=== GOAL OF THE EXERCISE ===
Locate all lines in the data below that hold "application" and show them.

=== MATERIAL SUPPLIED ===

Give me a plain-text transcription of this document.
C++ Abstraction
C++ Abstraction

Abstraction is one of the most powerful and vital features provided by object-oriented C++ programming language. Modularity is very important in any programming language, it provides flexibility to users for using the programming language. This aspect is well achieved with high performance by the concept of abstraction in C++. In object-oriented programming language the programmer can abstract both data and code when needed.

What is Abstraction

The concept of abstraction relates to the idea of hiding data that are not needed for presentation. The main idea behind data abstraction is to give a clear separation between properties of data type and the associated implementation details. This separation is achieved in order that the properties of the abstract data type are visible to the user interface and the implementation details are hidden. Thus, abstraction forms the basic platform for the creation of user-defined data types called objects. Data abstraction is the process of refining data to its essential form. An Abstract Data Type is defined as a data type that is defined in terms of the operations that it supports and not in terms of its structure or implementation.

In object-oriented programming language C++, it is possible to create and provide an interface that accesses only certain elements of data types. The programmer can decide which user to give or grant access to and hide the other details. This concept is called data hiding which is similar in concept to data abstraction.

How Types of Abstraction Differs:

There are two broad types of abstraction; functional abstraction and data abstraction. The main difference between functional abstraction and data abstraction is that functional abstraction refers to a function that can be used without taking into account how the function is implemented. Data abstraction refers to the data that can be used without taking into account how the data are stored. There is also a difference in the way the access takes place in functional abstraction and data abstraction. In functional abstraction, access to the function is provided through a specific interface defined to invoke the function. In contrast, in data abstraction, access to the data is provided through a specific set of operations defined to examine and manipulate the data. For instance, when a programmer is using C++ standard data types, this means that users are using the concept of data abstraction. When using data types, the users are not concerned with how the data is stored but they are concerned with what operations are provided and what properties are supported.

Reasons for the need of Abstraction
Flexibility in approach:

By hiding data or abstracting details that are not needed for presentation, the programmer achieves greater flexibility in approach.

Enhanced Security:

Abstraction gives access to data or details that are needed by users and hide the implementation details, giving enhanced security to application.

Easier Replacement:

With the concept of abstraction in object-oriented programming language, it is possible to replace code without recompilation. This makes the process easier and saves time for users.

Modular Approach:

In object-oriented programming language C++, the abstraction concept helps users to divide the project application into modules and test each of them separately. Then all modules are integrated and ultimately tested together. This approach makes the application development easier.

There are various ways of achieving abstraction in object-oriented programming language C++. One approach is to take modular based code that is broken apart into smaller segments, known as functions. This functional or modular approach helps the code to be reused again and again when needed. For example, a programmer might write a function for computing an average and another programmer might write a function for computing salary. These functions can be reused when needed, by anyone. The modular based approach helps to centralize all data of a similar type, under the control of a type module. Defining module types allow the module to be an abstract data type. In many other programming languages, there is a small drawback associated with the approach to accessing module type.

=== FINISHED ANSWER ===
Abstraction gives access to data or details that are needed by users and hide the implementation details, giving enhanced security to application.
In object-oriented programming language C++, the abstraction concept helps users to divide the project application into modules and test each of them separately. Then all modules are integrated and ultimately tested together. This approach makes the application development easier.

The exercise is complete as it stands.